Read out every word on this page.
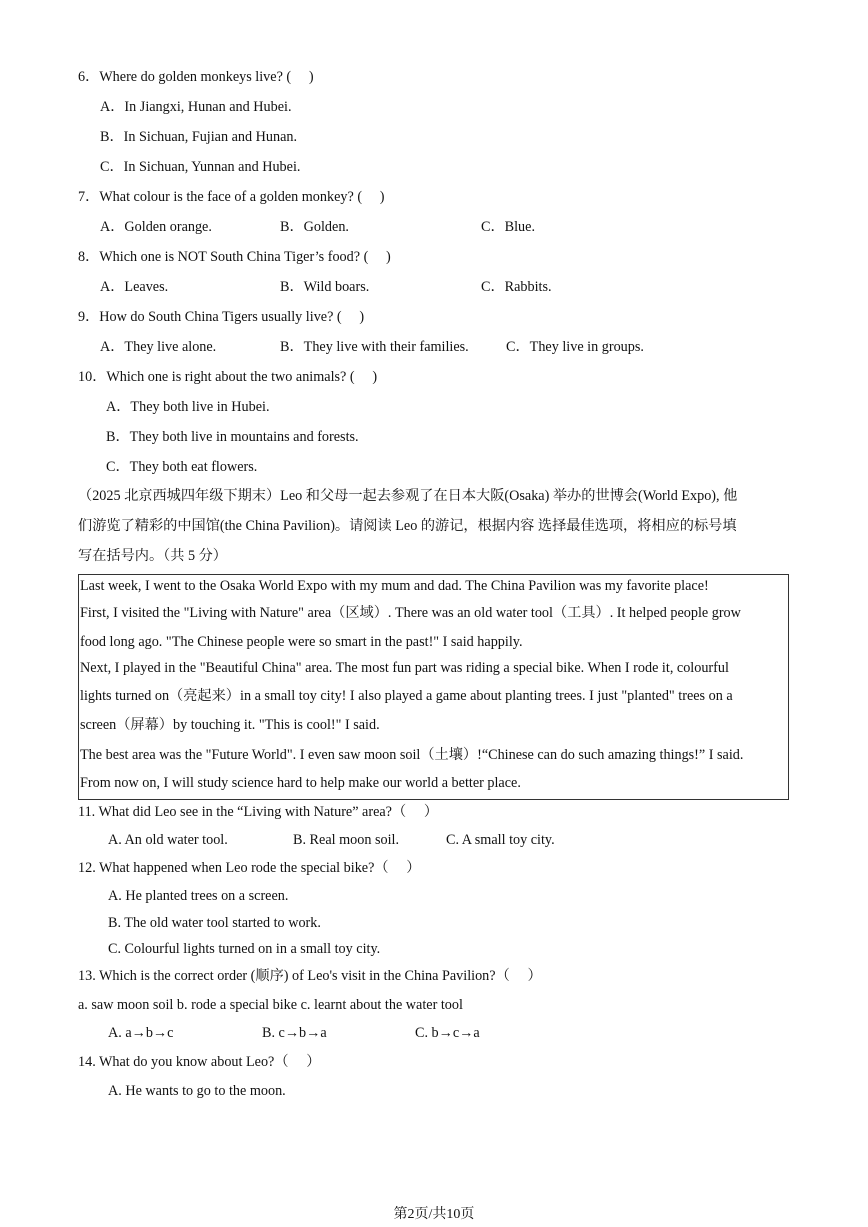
6．Where do golden monkeys live? (　 )
A．In Jiangxi, Hunan and Hubei.
B．In Sichuan, Fujian and Hunan.
C．In Sichuan, Yunnan and Hubei.
7．What colour is the face of a golden monkey? (　 )
A．Golden orange.	B．Golden.	C．Blue.
8．Which one is NOT South China Tiger’s food? (　 )
A．Leaves.	B．Wild boars.	C．Rabbits.
9．How do South China Tigers usually live? (　 )
A．They live alone.	B．They live with their families.	C．They live in groups.
10．Which one is right about the two animals? (　 )
A．They both live in Hubei.
B．They both live in mountains and forests.
C．They both eat flowers.
（2025 北京西城四年级下期末）Leo 和父母一起去参观了在日本大阪(Osaka) 举办的世博会(World Expo), 他
们游览了精彩的中国馆(the China Pavilion)。请阅读 Leo 的游记，根据内容 选择最佳选项，将相应的标号填
写在括号内。（共 5 分）
Last week, I went to the Osaka World Expo with my mum and dad. The China Pavilion was my favorite place!
First, I visited the "Living with Nature" area（区域）. There was an old water tool（工具）. It helped people grow
food long ago. "The Chinese people were so smart in the past!" I said happily.
Next, I played in the "Beautiful China" area. The most fun part was riding a special bike. When I rode it, colourful
lights turned on（亮起来）in a small toy city! I also played a game about planting trees. I just "planted" trees on a
screen（屏幕）by touching it. "This is cool!" I said.
The best area was the "Future World". I even saw moon soil（土壤）!“Chinese can do such amazing things!” I said.
From now on, I will study science hard to help make our world a better place.
11. What did Leo see in the “Living with Nature” area?（　 ）
A. An old water tool.	B. Real moon soil.	C. A small toy city.
12. What happened when Leo rode the special bike?（　 ）
A. He planted trees on a screen.
B. The old water tool started to work.
C. Colourful lights turned on in a small toy city.
13. Which is the correct order (顺序) of Leo's visit in the China Pavilion?（　 ）
a. saw moon soil b. rode a special bike c. learnt about the water tool
A. a→b→c	B. c→b→a	C. b→c→a
14. What do you know about Leo?（　 ）
A. He wants to go to the moon.
第2页/共10页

* Aim of the exercise *
Identify the lines of the data that contain the word "both". Copy each of them.

* Complete response *
A．They both live in Hubei.
B．They both live in mountains and forests.
C．They both eat flowers.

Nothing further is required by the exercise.